**Aim of the exercise**
Extract every line below, verbatim.

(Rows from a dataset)
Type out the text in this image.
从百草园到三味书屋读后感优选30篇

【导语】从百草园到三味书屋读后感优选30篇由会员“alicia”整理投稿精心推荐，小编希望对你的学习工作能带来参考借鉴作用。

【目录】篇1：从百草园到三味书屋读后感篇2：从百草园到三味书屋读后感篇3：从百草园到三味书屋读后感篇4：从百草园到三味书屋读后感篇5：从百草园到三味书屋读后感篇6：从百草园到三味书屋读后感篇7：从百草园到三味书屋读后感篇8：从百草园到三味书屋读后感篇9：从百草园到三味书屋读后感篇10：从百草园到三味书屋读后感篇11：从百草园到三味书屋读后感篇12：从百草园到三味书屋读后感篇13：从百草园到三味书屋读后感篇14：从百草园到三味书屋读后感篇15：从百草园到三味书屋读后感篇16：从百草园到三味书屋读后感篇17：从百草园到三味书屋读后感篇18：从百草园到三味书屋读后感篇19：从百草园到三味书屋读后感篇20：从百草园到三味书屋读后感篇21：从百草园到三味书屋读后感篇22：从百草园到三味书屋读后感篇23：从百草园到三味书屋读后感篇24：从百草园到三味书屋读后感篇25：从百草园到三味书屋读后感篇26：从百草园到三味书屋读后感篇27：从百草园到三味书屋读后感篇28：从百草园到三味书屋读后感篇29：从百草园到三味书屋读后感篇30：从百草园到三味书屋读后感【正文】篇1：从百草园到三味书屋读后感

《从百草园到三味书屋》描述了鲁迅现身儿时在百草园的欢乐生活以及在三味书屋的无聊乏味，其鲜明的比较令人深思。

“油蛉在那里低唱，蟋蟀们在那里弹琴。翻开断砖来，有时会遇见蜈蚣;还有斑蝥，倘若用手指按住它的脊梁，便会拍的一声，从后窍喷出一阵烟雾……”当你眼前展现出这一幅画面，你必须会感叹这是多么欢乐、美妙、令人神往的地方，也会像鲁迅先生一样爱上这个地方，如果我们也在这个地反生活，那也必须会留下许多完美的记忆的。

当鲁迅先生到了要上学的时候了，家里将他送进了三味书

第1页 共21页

**Finished exercise**
Type out the text in this image.
从百草园到三味书屋读后感优选30篇

【导语】从百草园到三味书屋读后感优选30篇由会员“alicia”整理投稿精心推荐，小编希望对你的学习工作能带来参考借鉴作用。

【目录】篇1：从百草园到三味书屋读后感篇2：从百草园到三味书屋读后感篇3：从百草园到三味书屋读后感篇4：从百草园到三味书屋读后感篇5：从百草园到三味书屋读后感篇6：从百草园到三味书屋读后感篇7：从百草园到三味书屋读后感篇8：从百草园到三味书屋读后感篇9：从百草园到三味书屋读后感篇10：从百草园到三味书屋读后感篇11：从百草园到三味书屋读后感篇12：从百草园到三味书屋读后感篇13：从百草园到三味书屋读后感篇14：从百草园到三味书屋读后感篇15：从百草园到三味书屋读后感篇16：从百草园到三味书屋读后感篇17：从百草园到三味书屋读后感篇18：从百草园到三味书屋读后感篇19：从百草园到三味书屋读后感篇20：从百草园到三味书屋读后感篇21：从百草园到三味书屋读后感篇22：从百草园到三味书屋读后感篇23：从百草园到三味书屋读后感篇24：从百草园到三味书屋读后感篇25：从百草园到三味书屋读后感篇26：从百草园到三味书屋读后感篇27：从百草园到三味书屋读后感篇28：从百草园到三味书屋读后感篇29：从百草园到三味书屋读后感篇30：从百草园到三味书屋读后感【正文】篇1：从百草园到三味书屋读后感

《从百草园到三味书屋》描述了鲁迅现身儿时在百草园的欢乐生活以及在三味书屋的无聊乏味，其鲜明的比较令人深思。

“油蛉在那里低唱，蟋蟀们在那里弹琴。翻开断砖来，有时会遇见蜈蚣;还有斑蝥，倘若用手指按住它的脊梁，便会拍的一声，从后窍喷出一阵烟雾……”当你眼前展现出这一幅画面，你必须会感叹这是多么欢乐、美妙、令人神往的地方，也会像鲁迅先生一样爱上这个地方，如果我们也在这个地反生活，那也必须会留下许多完美的记忆的。

当鲁迅先生到了要上学的时候了，家里将他送进了三味书

第1页 共21页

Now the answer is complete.